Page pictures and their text
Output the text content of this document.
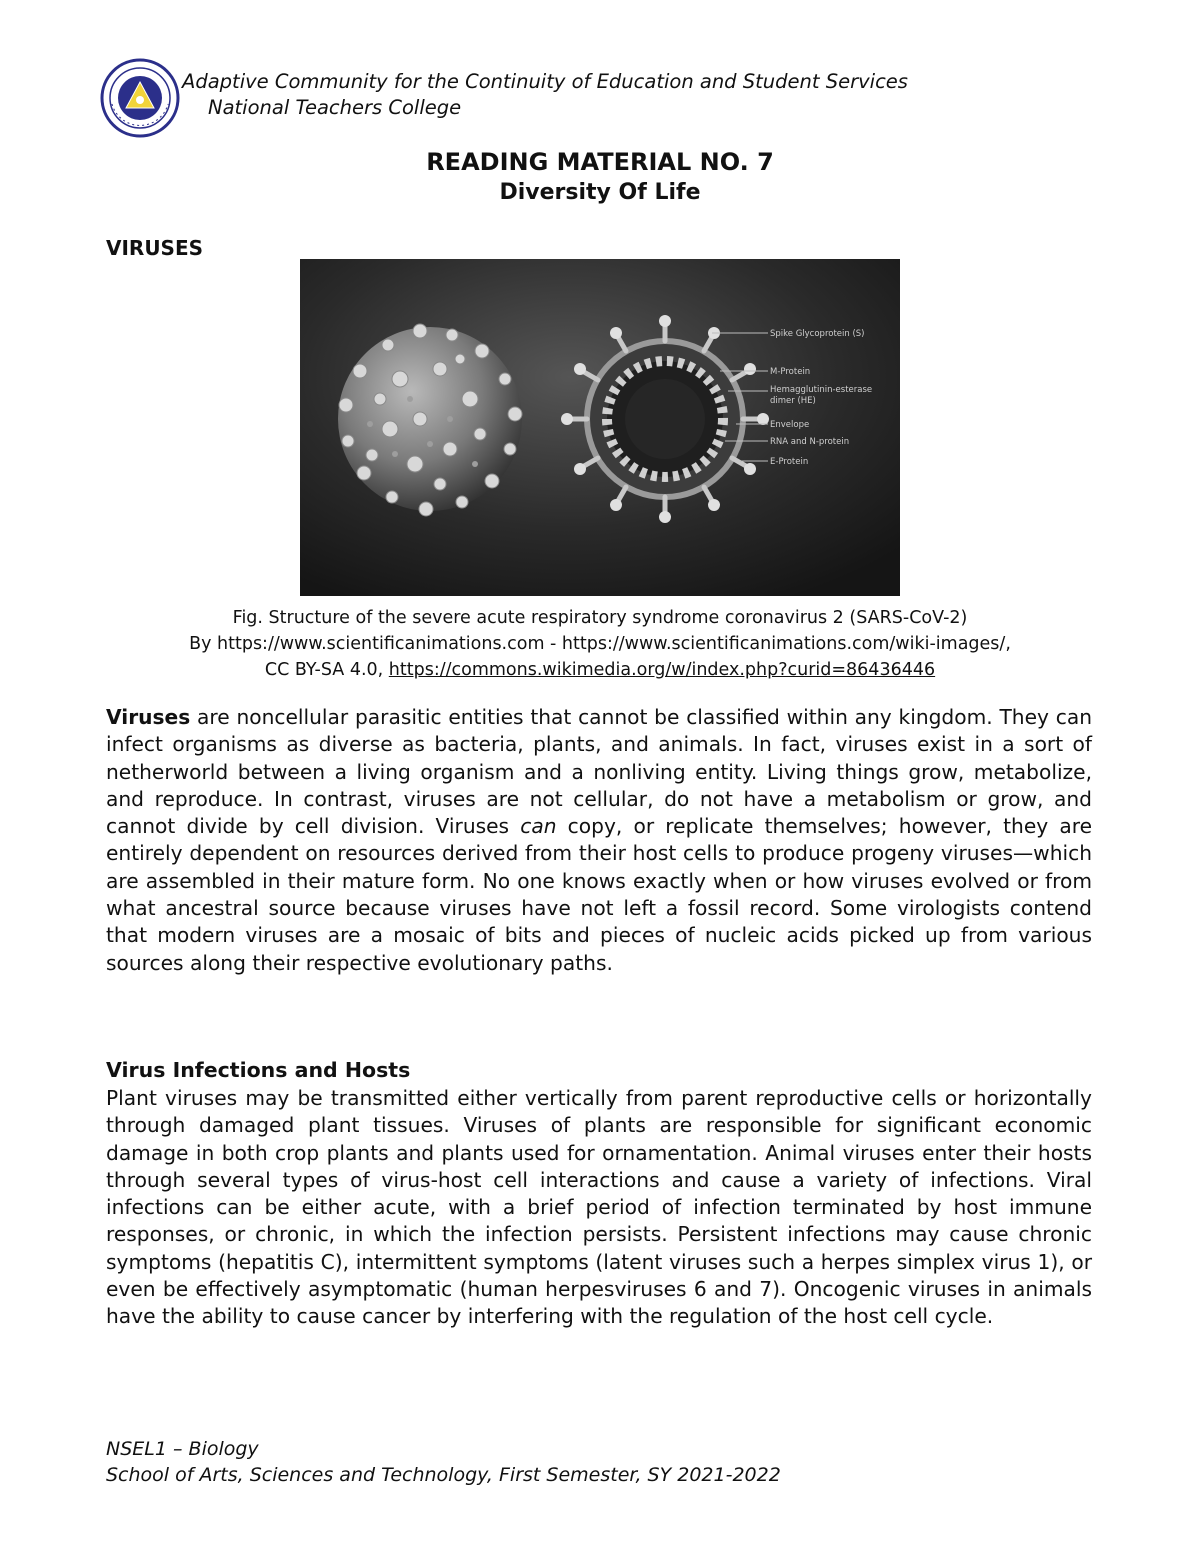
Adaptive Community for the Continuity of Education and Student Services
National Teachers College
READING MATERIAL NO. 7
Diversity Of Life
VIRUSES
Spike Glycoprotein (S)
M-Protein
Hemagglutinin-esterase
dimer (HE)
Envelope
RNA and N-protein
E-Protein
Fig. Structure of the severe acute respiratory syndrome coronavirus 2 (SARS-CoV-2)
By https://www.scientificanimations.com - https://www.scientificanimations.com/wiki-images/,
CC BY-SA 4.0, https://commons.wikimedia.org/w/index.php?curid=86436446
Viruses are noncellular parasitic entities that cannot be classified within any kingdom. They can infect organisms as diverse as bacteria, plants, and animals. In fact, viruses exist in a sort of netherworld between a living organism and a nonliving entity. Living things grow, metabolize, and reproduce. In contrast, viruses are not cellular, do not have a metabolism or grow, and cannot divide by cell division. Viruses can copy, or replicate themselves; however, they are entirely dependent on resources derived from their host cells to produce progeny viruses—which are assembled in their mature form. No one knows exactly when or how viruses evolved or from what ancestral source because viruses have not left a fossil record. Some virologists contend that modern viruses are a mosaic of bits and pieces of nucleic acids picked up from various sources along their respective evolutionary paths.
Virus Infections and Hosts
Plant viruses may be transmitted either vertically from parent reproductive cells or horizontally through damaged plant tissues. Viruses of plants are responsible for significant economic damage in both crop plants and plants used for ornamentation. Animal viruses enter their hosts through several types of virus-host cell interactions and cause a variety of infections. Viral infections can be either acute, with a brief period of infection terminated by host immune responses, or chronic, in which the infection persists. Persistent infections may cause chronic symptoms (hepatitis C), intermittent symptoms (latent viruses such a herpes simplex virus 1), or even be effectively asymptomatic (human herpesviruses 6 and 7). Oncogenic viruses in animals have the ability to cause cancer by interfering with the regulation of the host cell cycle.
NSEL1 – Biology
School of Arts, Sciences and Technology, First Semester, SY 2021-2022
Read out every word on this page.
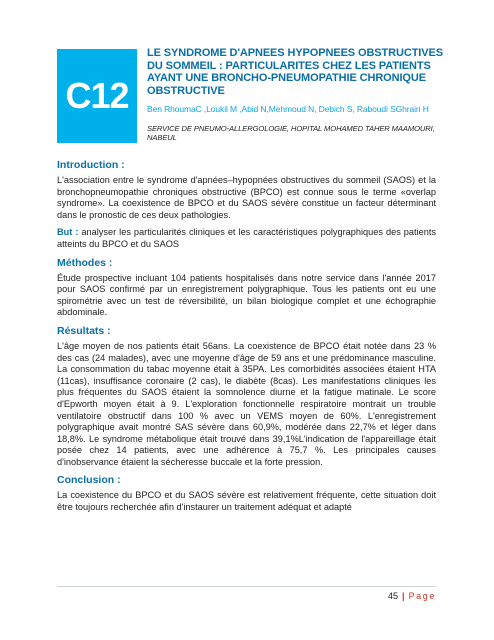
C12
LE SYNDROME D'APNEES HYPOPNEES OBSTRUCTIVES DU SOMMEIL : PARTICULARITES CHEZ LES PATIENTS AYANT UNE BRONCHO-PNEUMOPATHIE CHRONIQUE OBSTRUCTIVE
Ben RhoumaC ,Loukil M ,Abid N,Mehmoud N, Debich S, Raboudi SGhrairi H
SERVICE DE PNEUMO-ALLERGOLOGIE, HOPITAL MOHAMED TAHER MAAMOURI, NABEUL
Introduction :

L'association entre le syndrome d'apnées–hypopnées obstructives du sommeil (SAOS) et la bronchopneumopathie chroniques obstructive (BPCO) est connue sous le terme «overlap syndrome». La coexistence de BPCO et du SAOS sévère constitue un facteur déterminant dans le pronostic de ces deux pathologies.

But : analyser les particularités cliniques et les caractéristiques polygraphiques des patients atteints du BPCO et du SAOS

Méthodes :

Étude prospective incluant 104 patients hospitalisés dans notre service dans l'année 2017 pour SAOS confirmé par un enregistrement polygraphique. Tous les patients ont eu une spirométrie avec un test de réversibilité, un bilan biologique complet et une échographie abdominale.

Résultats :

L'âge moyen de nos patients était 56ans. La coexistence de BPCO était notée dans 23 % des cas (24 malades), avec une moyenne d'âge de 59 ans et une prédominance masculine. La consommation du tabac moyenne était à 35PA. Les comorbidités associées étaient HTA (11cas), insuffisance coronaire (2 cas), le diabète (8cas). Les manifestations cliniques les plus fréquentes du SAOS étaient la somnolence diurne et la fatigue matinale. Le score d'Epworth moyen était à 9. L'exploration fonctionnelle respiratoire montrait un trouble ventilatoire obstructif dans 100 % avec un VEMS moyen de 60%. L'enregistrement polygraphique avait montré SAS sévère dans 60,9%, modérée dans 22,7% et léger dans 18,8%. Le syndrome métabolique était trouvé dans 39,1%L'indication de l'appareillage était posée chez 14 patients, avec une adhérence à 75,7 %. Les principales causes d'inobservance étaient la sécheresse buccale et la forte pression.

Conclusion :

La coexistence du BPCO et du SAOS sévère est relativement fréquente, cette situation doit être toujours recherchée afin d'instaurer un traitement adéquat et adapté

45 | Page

Work instruction
The answer must consist of every line from the data that holds the string "cells".

Exercise result
Viruses are noncellular parasitic entities that cannot be classified within any kingdom. They can infect organisms as diverse as bacteria, plants, and animals. In fact, viruses exist in a sort of netherworld between a living organism and a nonliving entity. Living things grow, metabolize, and reproduce. In contrast, viruses are not cellular, do not have a metabolism or grow, and cannot divide by cell division. Viruses can copy, or replicate themselves; however, they are entirely dependent on resources derived from their host cells to produce progeny viruses—which are assembled in their mature form. No one knows exactly when or how viruses evolved or from what ancestral source because viruses have not left a fossil record. Some virologists contend that modern viruses are a mosaic of bits and pieces of nucleic acids picked up from various sources along their respective evolutionary paths.
Plant viruses may be transmitted either vertically from parent reproductive cells or horizontally through damaged plant tissues. Viruses of plants are responsible for significant economic damage in both crop plants and plants used for ornamentation. Animal viruses enter their hosts through several types of virus-host cell interactions and cause a variety of infections. Viral infections can be either acute, with a brief period of infection terminated by host immune responses, or chronic, in which the infection persists. Persistent infections may cause chronic symptoms (hepatitis C), intermittent symptoms (latent viruses such a herpes simplex virus 1), or even be effectively asymptomatic (human herpesviruses 6 and 7). Oncogenic viruses in animals have the ability to cause cancer by interfering with the regulation of the host cell cycle.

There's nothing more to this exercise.